Material provided:
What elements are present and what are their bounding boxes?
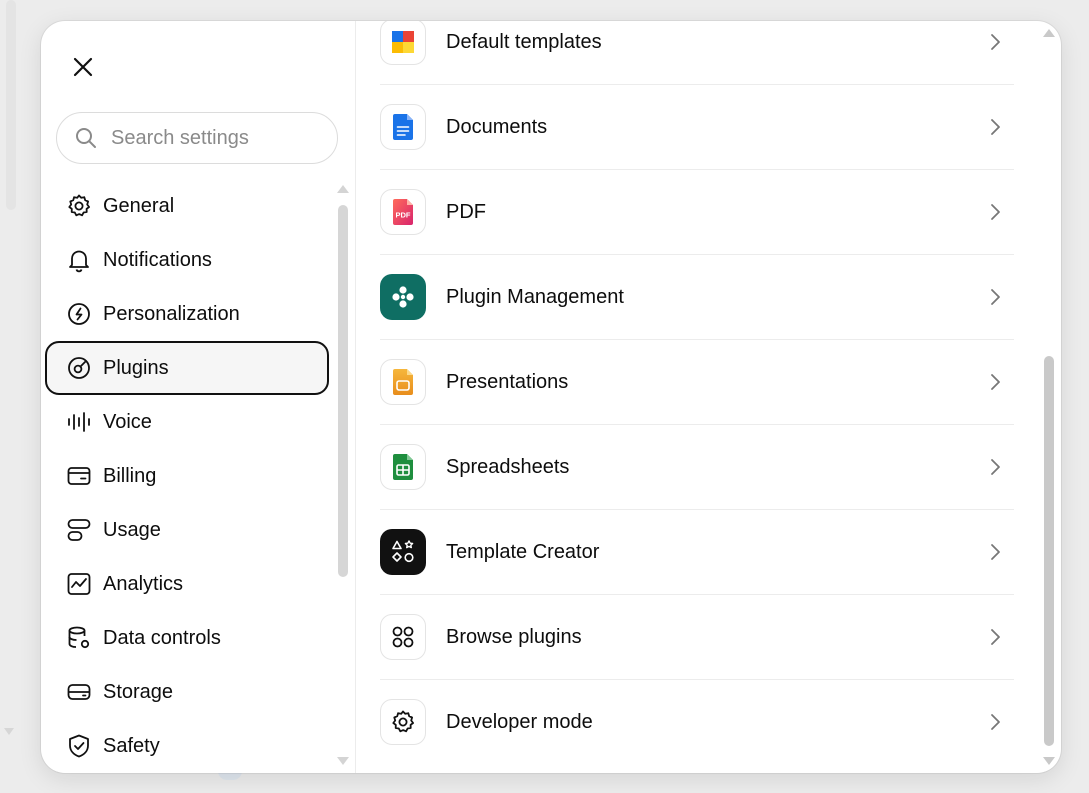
- sidebar-item-label: Data controls: [103, 626, 221, 649]
- storage-drive-icon: [65, 678, 93, 706]
- card-icon: [65, 462, 93, 490]
- settings-nav: General Notifications Personalization Pl…: [45, 179, 329, 773]
- analytics-chart-icon: [65, 570, 93, 598]
- plugin-management-icon: [380, 274, 426, 320]
- database-gear-icon: [65, 624, 93, 652]
- chevron-right-icon: [984, 30, 1008, 54]
- plugin-label: PDF: [446, 200, 486, 223]
- spreadsheets-icon: [380, 444, 426, 490]
- developer-gear-icon: [380, 699, 426, 745]
- sidebar-item-personalization[interactable]: Personalization: [45, 287, 329, 341]
- voice-waveform-icon: [65, 408, 93, 436]
- content-scroll-down-arrow[interactable]: [1043, 757, 1055, 765]
- gear-icon: [65, 192, 93, 220]
- content-scroll-up-arrow[interactable]: [1043, 29, 1055, 37]
- close-icon: [73, 57, 93, 77]
- plugins-list: Default templates Documents PDF PDF Plug…: [380, 21, 1014, 764]
- plugin-icon: [65, 354, 93, 382]
- plugin-label: Browse plugins: [446, 625, 582, 648]
- svg-text:PDF: PDF: [396, 211, 411, 220]
- search-field[interactable]: [56, 112, 338, 164]
- pdf-icon: PDF: [380, 189, 426, 235]
- plugin-row-browse-plugins[interactable]: Browse plugins: [380, 595, 1014, 680]
- plugin-label: Presentations: [446, 370, 569, 393]
- chevron-right-icon: [984, 115, 1008, 139]
- search-icon: [76, 128, 96, 148]
- sidebar-item-usage[interactable]: Usage: [45, 503, 329, 557]
- background-scrollbar: [6, 0, 16, 210]
- plugin-row-template-creator[interactable]: Template Creator: [380, 510, 1014, 595]
- chevron-right-icon: [984, 540, 1008, 564]
- chevron-right-icon: [984, 370, 1008, 394]
- chevron-right-icon: [984, 710, 1008, 734]
- chevron-right-icon: [984, 625, 1008, 649]
- sidebar-item-label: Safety: [103, 734, 160, 757]
- sidebar-item-label: General: [103, 194, 175, 217]
- plugin-label: Default templates: [446, 30, 602, 53]
- browse-grid-icon: [380, 614, 426, 660]
- sidebar-scroll-up-arrow[interactable]: [337, 185, 349, 193]
- sidebar-item-label: Notifications: [103, 248, 212, 271]
- sidebar-item-label: Analytics: [103, 572, 184, 595]
- plugin-label: Spreadsheets: [446, 455, 570, 478]
- close-button[interactable]: [65, 49, 101, 85]
- usage-icon: [65, 516, 93, 544]
- sidebar-item-label: Voice: [103, 410, 152, 433]
- sidebar-scrollbar-thumb[interactable]: [338, 205, 348, 577]
- plugin-label: Documents: [446, 115, 548, 138]
- sidebar-item-storage[interactable]: Storage: [45, 665, 329, 719]
- presentations-icon: [380, 359, 426, 405]
- sidebar-item-analytics[interactable]: Analytics: [45, 557, 329, 611]
- shield-check-icon: [65, 732, 93, 760]
- sidebar-scroll-down-arrow[interactable]: [337, 757, 349, 765]
- sidebar-item-label: Billing: [103, 464, 157, 487]
- plugin-row-spreadsheets[interactable]: Spreadsheets: [380, 425, 1014, 510]
- sidebar-item-label: Usage: [103, 518, 161, 541]
- plugin-row-presentations[interactable]: Presentations: [380, 340, 1014, 425]
- chevron-right-icon: [984, 200, 1008, 224]
- personalization-icon: [65, 300, 93, 328]
- sidebar-item-label: Storage: [103, 680, 174, 703]
- plugin-label: Developer mode: [446, 710, 593, 733]
- sidebar-item-label: Personalization: [103, 302, 240, 325]
- sidebar-item-plugins[interactable]: Plugins: [45, 341, 329, 395]
- sidebar-item-safety[interactable]: Safety: [45, 719, 329, 773]
- sidebar-item-general[interactable]: General: [45, 179, 329, 233]
- sidebar-item-voice[interactable]: Voice: [45, 395, 329, 449]
- sidebar-item-data-controls[interactable]: Data controls: [45, 611, 329, 665]
- background-scroll-arrow: [4, 728, 14, 735]
- sidebar-item-notifications[interactable]: Notifications: [45, 233, 329, 287]
- plugin-label: Plugin Management: [446, 285, 624, 308]
- plugin-row-developer-mode[interactable]: Developer mode: [380, 680, 1014, 764]
- plugin-row-default-templates[interactable]: Default templates: [380, 21, 1014, 85]
- sidebar-item-label: Plugins: [103, 356, 169, 379]
- plugin-row-pdf[interactable]: PDF PDF: [380, 170, 1014, 255]
- sidebar-item-billing[interactable]: Billing: [45, 449, 329, 503]
- bell-icon: [65, 246, 93, 274]
- plugin-row-plugin-management[interactable]: Plugin Management: [380, 255, 1014, 340]
- documents-icon: [380, 104, 426, 150]
- settings-sidebar: General Notifications Personalization Pl…: [41, 21, 356, 773]
- plugin-label: Template Creator: [446, 540, 600, 563]
- chevron-right-icon: [984, 455, 1008, 479]
- default-templates-icon: [380, 21, 426, 65]
- chevron-right-icon: [984, 285, 1008, 309]
- template-creator-icon: [380, 529, 426, 575]
- content-scrollbar-thumb[interactable]: [1044, 356, 1054, 746]
- plugin-row-documents[interactable]: Documents: [380, 85, 1014, 170]
- search-input[interactable]: [109, 125, 313, 151]
- settings-modal: General Notifications Personalization Pl…: [41, 21, 1061, 773]
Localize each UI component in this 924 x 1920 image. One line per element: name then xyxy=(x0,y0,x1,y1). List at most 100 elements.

Written request: Quote all of the lines above word for word, leaving out the pictures.

Answer:
What elements are present and what are their bounding boxes?
- sidebar-item-label: Data controls: [103, 626, 221, 649]
- storage-drive-icon: [65, 678, 93, 706]
- card-icon: [65, 462, 93, 490]
- settings-nav: General Notifications Personalization Pl…: [45, 179, 329, 773]
- analytics-chart-icon: [65, 570, 93, 598]
- plugin-management-icon: [380, 274, 426, 320]
- database-gear-icon: [65, 624, 93, 652]
- chevron-right-icon: [984, 30, 1008, 54]
- plugin-label: PDF: [446, 200, 486, 223]
- spreadsheets-icon: [380, 444, 426, 490]
- developer-gear-icon: [380, 699, 426, 745]
- sidebar-item-personalization[interactable]: Personalization: [45, 287, 329, 341]
- voice-waveform-icon: [65, 408, 93, 436]
- content-scroll-down-arrow[interactable]: [1043, 757, 1055, 765]
- gear-icon: [65, 192, 93, 220]
- content-scroll-up-arrow[interactable]: [1043, 29, 1055, 37]
- close-icon: [73, 57, 93, 77]
- plugins-list: Default templates Documents PDF PDF Plug…: [380, 21, 1014, 764]
- plugin-icon: [65, 354, 93, 382]
- plugin-label: Browse plugins: [446, 625, 582, 648]
- svg-text:PDF: PDF: [396, 211, 411, 220]
- search-field[interactable]: [56, 112, 338, 164]
- pdf-icon: PDF: [380, 189, 426, 235]
- plugin-row-browse-plugins[interactable]: Browse plugins: [380, 595, 1014, 680]
- plugin-label: Presentations: [446, 370, 569, 393]
- chevron-right-icon: [984, 115, 1008, 139]
- search-icon: [76, 128, 96, 148]
- sidebar-item-usage[interactable]: Usage: [45, 503, 329, 557]
- background-scrollbar: [6, 0, 16, 210]
- plugin-row-template-creator[interactable]: Template Creator: [380, 510, 1014, 595]
- chevron-right-icon: [984, 540, 1008, 564]
- chevron-right-icon: [984, 370, 1008, 394]
- chevron-right-icon: [984, 710, 1008, 734]
- chevron-right-icon: [984, 625, 1008, 649]
- sidebar-item-label: Safety: [103, 734, 160, 757]
- sidebar-item-label: General: [103, 194, 175, 217]
- plugin-label: Default templates: [446, 30, 602, 53]
- browse-grid-icon: [380, 614, 426, 660]
- sidebar-scroll-up-arrow[interactable]: [337, 185, 349, 193]
- sidebar-item-label: Notifications: [103, 248, 212, 271]
- sidebar-item-label: Analytics: [103, 572, 184, 595]
- plugin-label: Spreadsheets: [446, 455, 570, 478]
- close-button[interactable]: [65, 49, 101, 85]
- usage-icon: [65, 516, 93, 544]
- sidebar-item-label: Voice: [103, 410, 152, 433]
- sidebar-scrollbar-thumb[interactable]: [338, 205, 348, 577]
- plugin-label: Documents: [446, 115, 548, 138]
- sidebar-item-storage[interactable]: Storage: [45, 665, 329, 719]
- presentations-icon: [380, 359, 426, 405]
- sidebar-item-analytics[interactable]: Analytics: [45, 557, 329, 611]
- shield-check-icon: [65, 732, 93, 760]
- sidebar-scroll-down-arrow[interactable]: [337, 757, 349, 765]
- sidebar-item-label: Billing: [103, 464, 157, 487]
- plugin-row-spreadsheets[interactable]: Spreadsheets: [380, 425, 1014, 510]
- sidebar-item-label: Usage: [103, 518, 161, 541]
- plugin-row-presentations[interactable]: Presentations: [380, 340, 1014, 425]
- chevron-right-icon: [984, 200, 1008, 224]
- personalization-icon: [65, 300, 93, 328]
- sidebar-item-label: Storage: [103, 680, 174, 703]
- plugin-label: Developer mode: [446, 710, 593, 733]
- sidebar-item-label: Personalization: [103, 302, 240, 325]
- sidebar-item-plugins[interactable]: Plugins: [45, 341, 329, 395]
- sidebar-item-safety[interactable]: Safety: [45, 719, 329, 773]
- sidebar-item-general[interactable]: General: [45, 179, 329, 233]
- sidebar-item-voice[interactable]: Voice: [45, 395, 329, 449]
- sidebar-item-data-controls[interactable]: Data controls: [45, 611, 329, 665]
- background-scroll-arrow: [4, 728, 14, 735]
- sidebar-item-notifications[interactable]: Notifications: [45, 233, 329, 287]
- plugin-label: Plugin Management: [446, 285, 624, 308]
- plugin-row-developer-mode[interactable]: Developer mode: [380, 680, 1014, 764]
- plugin-row-default-templates[interactable]: Default templates: [380, 21, 1014, 85]
- sidebar-item-label: Plugins: [103, 356, 169, 379]
- plugin-row-pdf[interactable]: PDF PDF: [380, 170, 1014, 255]
- sidebar-item-billing[interactable]: Billing: [45, 449, 329, 503]
- bell-icon: [65, 246, 93, 274]
- plugin-row-plugin-management[interactable]: Plugin Management: [380, 255, 1014, 340]
- documents-icon: [380, 104, 426, 150]
- settings-sidebar: General Notifications Personalization Pl…: [41, 21, 356, 773]
- plugin-label: Template Creator: [446, 540, 600, 563]
- chevron-right-icon: [984, 455, 1008, 479]
- default-templates-icon: [380, 21, 426, 65]
- chevron-right-icon: [984, 285, 1008, 309]
- template-creator-icon: [380, 529, 426, 575]
- content-scrollbar-thumb[interactable]: [1044, 356, 1054, 746]
- plugin-row-documents[interactable]: Documents: [380, 85, 1014, 170]
- search-input[interactable]: [109, 125, 313, 151]
- settings-modal: General Notifications Personalization Pl…: [41, 21, 1061, 773]
Localize each UI component in this 924 x 1920 image. One line per element: name then xyxy=(x0,y0,x1,y1). List at most 100 elements.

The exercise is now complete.